◆ **What you will do**: Leaving the pictures aside, transcribe every line below exactly.

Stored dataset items
§ §

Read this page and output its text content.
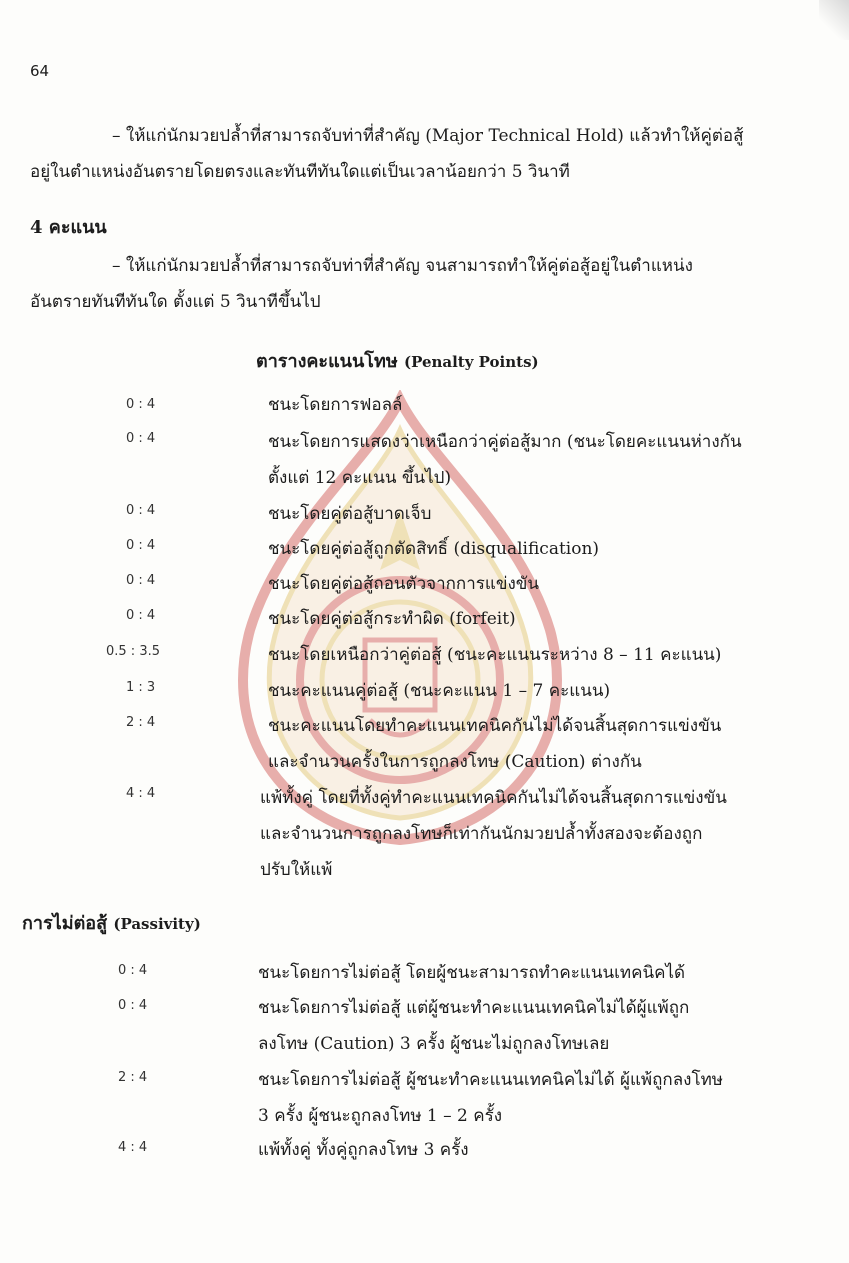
64
– ให้แก่นักมวยปล้ำที่สามารถจับท่าที่สำคัญ (Major Technical Hold) แล้วทำให้คู่ต่อสู้
อยู่ในตำแหน่งอันตรายโดยตรงและทันทีทันใดแต่เป็นเวลาน้อยกว่า 5 วินาที
4 คะแนน
– ให้แก่นักมวยปล้ำที่สามารถจับท่าที่สำคัญ จนสามารถทำให้คู่ต่อสู้อยู่ในตำแหน่ง
อันตรายทันทีทันใด ตั้งแต่ 5 วินาทีขึ้นไป
ตารางคะแนนโทษ (Penalty Points)
0 : 4	ชนะโดยการฟอลล์
0 : 4	ชนะโดยการแสดงว่าเหนือกว่าคู่ต่อสู้มาก (ชนะโดยคะแนนห่างกัน
ตั้งแต่ 12 คะแนน ขึ้นไป)
0 : 4	ชนะโดยคู่ต่อสู้บาดเจ็บ
0 : 4	ชนะโดยคู่ต่อสู้ถูกตัดสิทธิ์ (disqualification)
0 : 4	ชนะโดยคู่ต่อสู้ถอนตัวจากการแข่งขัน
0 : 4	ชนะโดยคู่ต่อสู้กระทำผิด (forfeit)
0.5 : 3.5	ชนะโดยเหนือกว่าคู่ต่อสู้ (ชนะคะแนนระหว่าง 8 – 11 คะแนน)
1 : 3	ชนะคะแนนคู่ต่อสู้ (ชนะคะแนน 1 – 7 คะแนน)
2 : 4	ชนะคะแนนโดยทำคะแนนเทคนิคกันไม่ได้จนสิ้นสุดการแข่งขัน
และจำนวนครั้งในการถูกลงโทษ (Caution) ต่างกัน
4 : 4	แพ้ทั้งคู่ โดยที่ทั้งคู่ทำคะแนนเทคนิคกันไม่ได้จนสิ้นสุดการแข่งขัน
และจำนวนการถูกลงโทษก็เท่ากันนักมวยปล้ำทั้งสองจะต้องถูก
ปรับให้แพ้
การไม่ต่อสู้ (Passivity)
0 : 4	ชนะโดยการไม่ต่อสู้ โดยผู้ชนะสามารถทำคะแนนเทคนิคได้
0 : 4	ชนะโดยการไม่ต่อสู้ แต่ผู้ชนะทำคะแนนเทคนิคไม่ได้ผู้แพ้ถูก
ลงโทษ (Caution) 3 ครั้ง ผู้ชนะไม่ถูกลงโทษเลย
2 : 4	ชนะโดยการไม่ต่อสู้ ผู้ชนะทำคะแนนเทคนิคไม่ได้ ผู้แพ้ถูกลงโทษ
3 ครั้ง ผู้ชนะถูกลงโทษ 1 – 2 ครั้ง
4 : 4	แพ้ทั้งคู่ ทั้งคู่ถูกลงโทษ 3 ครั้ง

§ §

◆ **Task answer**:
Read this page and output its text content.
64
– ให้แก่นักมวยปล้ำที่สามารถจับท่าที่สำคัญ (Major Technical Hold) แล้วทำให้คู่ต่อสู้
อยู่ในตำแหน่งอันตรายโดยตรงและทันทีทันใดแต่เป็นเวลาน้อยกว่า 5 วินาที
4 คะแนน
– ให้แก่นักมวยปล้ำที่สามารถจับท่าที่สำคัญ จนสามารถทำให้คู่ต่อสู้อยู่ในตำแหน่ง
อันตรายทันทีทันใด ตั้งแต่ 5 วินาทีขึ้นไป
ตารางคะแนนโทษ (Penalty Points)
0 : 4	ชนะโดยการฟอลล์
0 : 4	ชนะโดยการแสดงว่าเหนือกว่าคู่ต่อสู้มาก (ชนะโดยคะแนนห่างกัน
ตั้งแต่ 12 คะแนน ขึ้นไป)
0 : 4	ชนะโดยคู่ต่อสู้บาดเจ็บ
0 : 4	ชนะโดยคู่ต่อสู้ถูกตัดสิทธิ์ (disqualification)
0 : 4	ชนะโดยคู่ต่อสู้ถอนตัวจากการแข่งขัน
0 : 4	ชนะโดยคู่ต่อสู้กระทำผิด (forfeit)
0.5 : 3.5	ชนะโดยเหนือกว่าคู่ต่อสู้ (ชนะคะแนนระหว่าง 8 – 11 คะแนน)
1 : 3	ชนะคะแนนคู่ต่อสู้ (ชนะคะแนน 1 – 7 คะแนน)
2 : 4	ชนะคะแนนโดยทำคะแนนเทคนิคกันไม่ได้จนสิ้นสุดการแข่งขัน
และจำนวนครั้งในการถูกลงโทษ (Caution) ต่างกัน
4 : 4	แพ้ทั้งคู่ โดยที่ทั้งคู่ทำคะแนนเทคนิคกันไม่ได้จนสิ้นสุดการแข่งขัน
และจำนวนการถูกลงโทษก็เท่ากันนักมวยปล้ำทั้งสองจะต้องถูก
ปรับให้แพ้
การไม่ต่อสู้ (Passivity)
0 : 4	ชนะโดยการไม่ต่อสู้ โดยผู้ชนะสามารถทำคะแนนเทคนิคได้
0 : 4	ชนะโดยการไม่ต่อสู้ แต่ผู้ชนะทำคะแนนเทคนิคไม่ได้ผู้แพ้ถูก
ลงโทษ (Caution) 3 ครั้ง ผู้ชนะไม่ถูกลงโทษเลย
2 : 4	ชนะโดยการไม่ต่อสู้ ผู้ชนะทำคะแนนเทคนิคไม่ได้ ผู้แพ้ถูกลงโทษ
3 ครั้ง ผู้ชนะถูกลงโทษ 1 – 2 ครั้ง
4 : 4	แพ้ทั้งคู่ ทั้งคู่ถูกลงโทษ 3 ครั้ง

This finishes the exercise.